#### Collection entries:
··········

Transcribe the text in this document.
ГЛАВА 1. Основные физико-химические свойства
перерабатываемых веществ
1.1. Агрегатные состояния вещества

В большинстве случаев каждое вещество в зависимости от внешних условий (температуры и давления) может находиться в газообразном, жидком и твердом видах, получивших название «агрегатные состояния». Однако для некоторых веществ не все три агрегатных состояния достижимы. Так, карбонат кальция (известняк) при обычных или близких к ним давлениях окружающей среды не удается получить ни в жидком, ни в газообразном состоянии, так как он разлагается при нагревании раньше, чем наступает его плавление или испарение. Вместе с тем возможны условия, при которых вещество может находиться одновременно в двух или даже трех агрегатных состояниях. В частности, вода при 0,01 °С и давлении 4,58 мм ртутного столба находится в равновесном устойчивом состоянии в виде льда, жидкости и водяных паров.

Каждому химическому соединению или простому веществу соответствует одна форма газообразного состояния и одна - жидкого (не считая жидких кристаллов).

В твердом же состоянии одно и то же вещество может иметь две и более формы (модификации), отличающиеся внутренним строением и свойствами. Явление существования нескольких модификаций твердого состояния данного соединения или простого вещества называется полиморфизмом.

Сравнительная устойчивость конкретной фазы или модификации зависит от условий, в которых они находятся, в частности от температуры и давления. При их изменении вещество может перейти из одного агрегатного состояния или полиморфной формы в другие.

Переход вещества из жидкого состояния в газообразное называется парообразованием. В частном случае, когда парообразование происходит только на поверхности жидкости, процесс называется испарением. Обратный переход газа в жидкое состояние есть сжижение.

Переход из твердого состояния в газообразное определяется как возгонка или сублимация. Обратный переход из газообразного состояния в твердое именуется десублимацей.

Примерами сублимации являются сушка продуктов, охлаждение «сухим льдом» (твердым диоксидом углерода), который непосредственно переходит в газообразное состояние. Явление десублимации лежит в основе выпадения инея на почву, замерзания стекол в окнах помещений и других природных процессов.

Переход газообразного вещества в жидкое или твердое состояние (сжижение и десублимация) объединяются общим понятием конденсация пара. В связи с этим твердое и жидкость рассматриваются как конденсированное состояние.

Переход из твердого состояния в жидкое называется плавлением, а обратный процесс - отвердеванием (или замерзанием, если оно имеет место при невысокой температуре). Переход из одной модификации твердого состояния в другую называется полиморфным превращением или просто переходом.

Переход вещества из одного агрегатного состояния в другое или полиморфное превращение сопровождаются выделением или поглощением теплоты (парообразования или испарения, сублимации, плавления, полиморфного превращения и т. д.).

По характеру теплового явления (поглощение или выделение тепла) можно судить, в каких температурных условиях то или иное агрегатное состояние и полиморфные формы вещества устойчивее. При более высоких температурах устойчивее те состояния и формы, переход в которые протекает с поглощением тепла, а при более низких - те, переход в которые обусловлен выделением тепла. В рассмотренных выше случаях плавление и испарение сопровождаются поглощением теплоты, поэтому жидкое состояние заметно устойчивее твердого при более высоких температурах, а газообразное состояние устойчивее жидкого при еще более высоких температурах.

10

··········

#### PROBLEM STATEMENT:
Extract from the data every line where "теплоты" shows up.

#### SOLVED PROBLEM:
Переход вещества из одного агрегатного состояния в другое или полиморфное превращение сопровождаются выделением или поглощением теплоты (парообразования или испарения, сублимации, плавления, полиморфного превращения и т. д.).
По характеру теплового явления (поглощение или выделение тепла) можно судить, в каких температурных условиях то или иное агрегатное состояние и полиморфные формы вещества устойчивее. При более высоких температурах устойчивее те состояния и формы, переход в которые протекает с поглощением тепла, а при более низких - те, переход в которые обусловлен выделением тепла. В рассмотренных выше случаях плавление и испарение сопровождаются поглощением теплоты, поэтому жидкое состояние заметно устойчивее твердого при более высоких температурах, а газообразное состояние устойчивее жидкого при еще более высоких температурах.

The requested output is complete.